(Collection entries)
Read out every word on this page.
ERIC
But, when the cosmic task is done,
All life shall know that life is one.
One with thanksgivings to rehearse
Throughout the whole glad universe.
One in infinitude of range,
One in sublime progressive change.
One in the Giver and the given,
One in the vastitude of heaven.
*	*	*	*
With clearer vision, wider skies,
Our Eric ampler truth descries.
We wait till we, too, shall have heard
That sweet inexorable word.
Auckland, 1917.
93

**Instructions for the task**
Each line of the material above must be retyped precisely.

**Solution**
Read out every word on this page.
ERIC
But, when the cosmic task is done,
All life shall know that life is one.
One with thanksgivings to rehearse
Throughout the whole glad universe.
One in infinitude of range,
One in sublime progressive change.
One in the Giver and the given,
One in the vastitude of heaven.
*	*	*	*
With clearer vision, wider skies,
Our Eric ampler truth descries.
We wait till we, too, shall have heard
That sweet inexorable word.
Auckland, 1917.
93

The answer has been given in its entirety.